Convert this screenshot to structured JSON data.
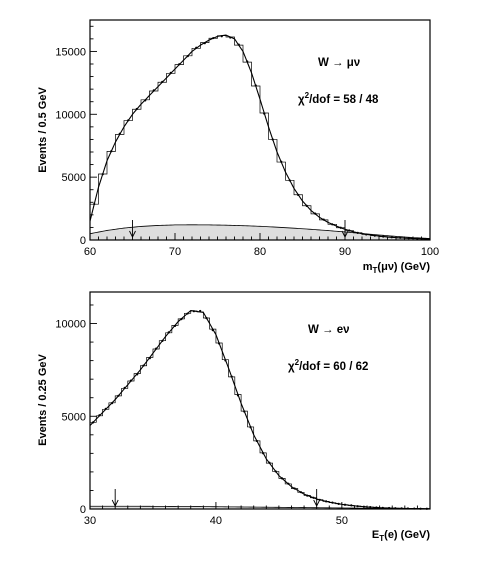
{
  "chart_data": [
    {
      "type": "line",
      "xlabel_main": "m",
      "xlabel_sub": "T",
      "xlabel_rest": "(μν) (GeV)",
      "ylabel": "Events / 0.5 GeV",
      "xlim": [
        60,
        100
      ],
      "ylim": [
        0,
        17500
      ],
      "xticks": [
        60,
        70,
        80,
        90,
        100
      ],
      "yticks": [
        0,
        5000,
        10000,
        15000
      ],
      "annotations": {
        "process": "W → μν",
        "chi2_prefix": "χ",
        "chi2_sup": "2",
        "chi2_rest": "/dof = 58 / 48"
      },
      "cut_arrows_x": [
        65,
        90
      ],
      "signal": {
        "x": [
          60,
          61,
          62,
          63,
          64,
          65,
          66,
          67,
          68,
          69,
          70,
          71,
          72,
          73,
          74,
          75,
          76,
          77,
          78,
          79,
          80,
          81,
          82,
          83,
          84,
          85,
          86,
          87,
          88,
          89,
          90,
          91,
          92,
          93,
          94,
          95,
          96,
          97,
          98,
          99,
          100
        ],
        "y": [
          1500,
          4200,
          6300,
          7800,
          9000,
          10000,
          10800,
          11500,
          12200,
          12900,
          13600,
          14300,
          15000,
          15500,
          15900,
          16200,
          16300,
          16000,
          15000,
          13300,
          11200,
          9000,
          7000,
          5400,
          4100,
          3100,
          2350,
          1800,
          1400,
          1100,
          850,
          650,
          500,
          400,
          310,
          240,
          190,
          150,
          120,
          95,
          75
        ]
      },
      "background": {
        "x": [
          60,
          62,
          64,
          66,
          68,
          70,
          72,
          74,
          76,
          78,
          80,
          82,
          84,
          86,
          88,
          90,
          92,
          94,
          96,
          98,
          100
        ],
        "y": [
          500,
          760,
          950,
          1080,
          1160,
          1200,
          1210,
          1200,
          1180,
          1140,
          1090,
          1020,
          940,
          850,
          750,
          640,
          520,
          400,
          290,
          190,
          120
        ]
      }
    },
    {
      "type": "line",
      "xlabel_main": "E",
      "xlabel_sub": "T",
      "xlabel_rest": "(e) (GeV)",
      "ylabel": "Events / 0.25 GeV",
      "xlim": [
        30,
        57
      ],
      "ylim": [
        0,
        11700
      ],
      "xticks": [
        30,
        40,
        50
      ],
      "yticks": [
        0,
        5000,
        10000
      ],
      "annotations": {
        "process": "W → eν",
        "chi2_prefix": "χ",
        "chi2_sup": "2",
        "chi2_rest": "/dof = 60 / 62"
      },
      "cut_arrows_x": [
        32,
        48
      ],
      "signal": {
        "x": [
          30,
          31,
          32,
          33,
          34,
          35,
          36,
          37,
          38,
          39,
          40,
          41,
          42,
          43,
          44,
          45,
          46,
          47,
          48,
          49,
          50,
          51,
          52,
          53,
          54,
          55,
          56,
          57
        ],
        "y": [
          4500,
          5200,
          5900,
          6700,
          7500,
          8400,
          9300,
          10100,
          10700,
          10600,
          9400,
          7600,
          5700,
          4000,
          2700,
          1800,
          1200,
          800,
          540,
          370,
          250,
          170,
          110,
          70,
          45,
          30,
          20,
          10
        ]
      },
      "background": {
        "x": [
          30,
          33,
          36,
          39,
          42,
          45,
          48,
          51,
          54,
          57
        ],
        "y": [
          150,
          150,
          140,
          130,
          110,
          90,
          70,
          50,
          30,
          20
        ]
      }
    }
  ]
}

### Stated task
Give the data above again in full and unchanged, skipping the pictures.

### Result of the task
Convert this screenshot to structured JSON data.
{
  "chart_data": [
    {
      "type": "line",
      "xlabel_main": "m",
      "xlabel_sub": "T",
      "xlabel_rest": "(μν) (GeV)",
      "ylabel": "Events / 0.5 GeV",
      "xlim": [
        60,
        100
      ],
      "ylim": [
        0,
        17500
      ],
      "xticks": [
        60,
        70,
        80,
        90,
        100
      ],
      "yticks": [
        0,
        5000,
        10000,
        15000
      ],
      "annotations": {
        "process": "W → μν",
        "chi2_prefix": "χ",
        "chi2_sup": "2",
        "chi2_rest": "/dof = 58 / 48"
      },
      "cut_arrows_x": [
        65,
        90
      ],
      "signal": {
        "x": [
          60,
          61,
          62,
          63,
          64,
          65,
          66,
          67,
          68,
          69,
          70,
          71,
          72,
          73,
          74,
          75,
          76,
          77,
          78,
          79,
          80,
          81,
          82,
          83,
          84,
          85,
          86,
          87,
          88,
          89,
          90,
          91,
          92,
          93,
          94,
          95,
          96,
          97,
          98,
          99,
          100
        ],
        "y": [
          1500,
          4200,
          6300,
          7800,
          9000,
          10000,
          10800,
          11500,
          12200,
          12900,
          13600,
          14300,
          15000,
          15500,
          15900,
          16200,
          16300,
          16000,
          15000,
          13300,
          11200,
          9000,
          7000,
          5400,
          4100,
          3100,
          2350,
          1800,
          1400,
          1100,
          850,
          650,
          500,
          400,
          310,
          240,
          190,
          150,
          120,
          95,
          75
        ]
      },
      "background": {
        "x": [
          60,
          62,
          64,
          66,
          68,
          70,
          72,
          74,
          76,
          78,
          80,
          82,
          84,
          86,
          88,
          90,
          92,
          94,
          96,
          98,
          100
        ],
        "y": [
          500,
          760,
          950,
          1080,
          1160,
          1200,
          1210,
          1200,
          1180,
          1140,
          1090,
          1020,
          940,
          850,
          750,
          640,
          520,
          400,
          290,
          190,
          120
        ]
      }
    },
    {
      "type": "line",
      "xlabel_main": "E",
      "xlabel_sub": "T",
      "xlabel_rest": "(e) (GeV)",
      "ylabel": "Events / 0.25 GeV",
      "xlim": [
        30,
        57
      ],
      "ylim": [
        0,
        11700
      ],
      "xticks": [
        30,
        40,
        50
      ],
      "yticks": [
        0,
        5000,
        10000
      ],
      "annotations": {
        "process": "W → eν",
        "chi2_prefix": "χ",
        "chi2_sup": "2",
        "chi2_rest": "/dof = 60 / 62"
      },
      "cut_arrows_x": [
        32,
        48
      ],
      "signal": {
        "x": [
          30,
          31,
          32,
          33,
          34,
          35,
          36,
          37,
          38,
          39,
          40,
          41,
          42,
          43,
          44,
          45,
          46,
          47,
          48,
          49,
          50,
          51,
          52,
          53,
          54,
          55,
          56,
          57
        ],
        "y": [
          4500,
          5200,
          5900,
          6700,
          7500,
          8400,
          9300,
          10100,
          10700,
          10600,
          9400,
          7600,
          5700,
          4000,
          2700,
          1800,
          1200,
          800,
          540,
          370,
          250,
          170,
          110,
          70,
          45,
          30,
          20,
          10
        ]
      },
      "background": {
        "x": [
          30,
          33,
          36,
          39,
          42,
          45,
          48,
          51,
          54,
          57
        ],
        "y": [
          150,
          150,
          140,
          130,
          110,
          90,
          70,
          50,
          30,
          20
        ]
      }
    }
  ]
}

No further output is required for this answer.